*SUPPLIED ENTRIES:*

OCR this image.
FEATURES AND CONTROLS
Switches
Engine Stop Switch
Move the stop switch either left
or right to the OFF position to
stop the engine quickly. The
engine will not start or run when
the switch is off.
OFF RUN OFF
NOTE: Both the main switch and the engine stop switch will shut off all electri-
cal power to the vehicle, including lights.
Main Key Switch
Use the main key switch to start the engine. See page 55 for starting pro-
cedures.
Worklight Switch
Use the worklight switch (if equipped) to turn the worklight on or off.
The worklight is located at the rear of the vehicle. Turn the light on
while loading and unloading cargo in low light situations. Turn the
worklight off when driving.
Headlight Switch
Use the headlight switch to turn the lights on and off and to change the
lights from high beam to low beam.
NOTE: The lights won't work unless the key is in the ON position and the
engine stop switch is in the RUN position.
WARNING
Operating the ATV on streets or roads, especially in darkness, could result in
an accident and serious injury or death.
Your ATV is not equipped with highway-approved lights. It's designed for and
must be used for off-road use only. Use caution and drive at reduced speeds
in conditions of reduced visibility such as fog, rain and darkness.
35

*SET PROBLEM:* Retype each record exactly, leaving nothing out.

*WRITTEN ANSWER:*
OCR this image.
FEATURES AND CONTROLS
Switches
Engine Stop Switch
Move the stop switch either left
or right to the OFF position to
stop the engine quickly. The
engine will not start or run when
the switch is off.
OFF RUN OFF
NOTE: Both the main switch and the engine stop switch will shut off all electri-
cal power to the vehicle, including lights.
Main Key Switch
Use the main key switch to start the engine. See page 55 for starting pro-
cedures.
Worklight Switch
Use the worklight switch (if equipped) to turn the worklight on or off.
The worklight is located at the rear of the vehicle. Turn the light on
while loading and unloading cargo in low light situations. Turn the
worklight off when driving.
Headlight Switch
Use the headlight switch to turn the lights on and off and to change the
lights from high beam to low beam.
NOTE: The lights won't work unless the key is in the ON position and the
engine stop switch is in the RUN position.
WARNING
Operating the ATV on streets or roads, especially in darkness, could result in
an accident and serious injury or death.
Your ATV is not equipped with highway-approved lights. It's designed for and
must be used for off-road use only. Use caution and drive at reduced speeds
in conditions of reduced visibility such as fog, rain and darkness.
35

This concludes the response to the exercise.